Send back the entries below exactly as they appear.

**Stored data:**

--- --- ---

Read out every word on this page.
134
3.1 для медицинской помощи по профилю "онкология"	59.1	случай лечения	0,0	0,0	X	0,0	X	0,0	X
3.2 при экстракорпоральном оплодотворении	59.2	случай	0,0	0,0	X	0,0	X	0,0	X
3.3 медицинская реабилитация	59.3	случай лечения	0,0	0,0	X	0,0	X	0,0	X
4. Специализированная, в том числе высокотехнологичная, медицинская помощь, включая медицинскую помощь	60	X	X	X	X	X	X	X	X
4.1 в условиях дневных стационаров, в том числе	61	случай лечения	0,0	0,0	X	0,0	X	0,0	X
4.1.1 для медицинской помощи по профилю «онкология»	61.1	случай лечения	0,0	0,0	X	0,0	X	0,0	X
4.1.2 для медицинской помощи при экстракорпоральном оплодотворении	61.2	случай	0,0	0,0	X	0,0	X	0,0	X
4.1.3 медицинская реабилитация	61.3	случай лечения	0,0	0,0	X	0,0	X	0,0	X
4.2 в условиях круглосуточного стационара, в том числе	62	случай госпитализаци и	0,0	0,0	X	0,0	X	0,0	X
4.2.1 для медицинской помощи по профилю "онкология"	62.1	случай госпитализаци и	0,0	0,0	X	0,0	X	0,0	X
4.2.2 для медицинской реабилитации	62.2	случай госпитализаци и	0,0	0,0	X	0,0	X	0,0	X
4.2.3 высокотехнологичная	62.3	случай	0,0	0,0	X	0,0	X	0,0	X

--- --- ---

**Solution to the exercise:**
Read out every word on this page.
134
3.1 для медицинской помощи по профилю "онкология"	59.1	случай лечения	0,0	0,0	X	0,0	X	0,0	X
3.2 при экстракорпоральном оплодотворении	59.2	случай	0,0	0,0	X	0,0	X	0,0	X
3.3 медицинская реабилитация	59.3	случай лечения	0,0	0,0	X	0,0	X	0,0	X
4. Специализированная, в том числе высокотехнологичная, медицинская помощь, включая медицинскую помощь	60	X	X	X	X	X	X	X	X
4.1 в условиях дневных стационаров, в том числе	61	случай лечения	0,0	0,0	X	0,0	X	0,0	X
4.1.1 для медицинской помощи по профилю «онкология»	61.1	случай лечения	0,0	0,0	X	0,0	X	0,0	X
4.1.2 для медицинской помощи при экстракорпоральном оплодотворении	61.2	случай	0,0	0,0	X	0,0	X	0,0	X
4.1.3 медицинская реабилитация	61.3	случай лечения	0,0	0,0	X	0,0	X	0,0	X
4.2 в условиях круглосуточного стационара, в том числе	62	случай госпитализаци и	0,0	0,0	X	0,0	X	0,0	X
4.2.1 для медицинской помощи по профилю "онкология"	62.1	случай госпитализаци и	0,0	0,0	X	0,0	X	0,0	X
4.2.2 для медицинской реабилитации	62.2	случай госпитализаци и	0,0	0,0	X	0,0	X	0,0	X
4.2.3 высокотехнологичная	62.3	случай	0,0	0,0	X	0,0	X	0,0	X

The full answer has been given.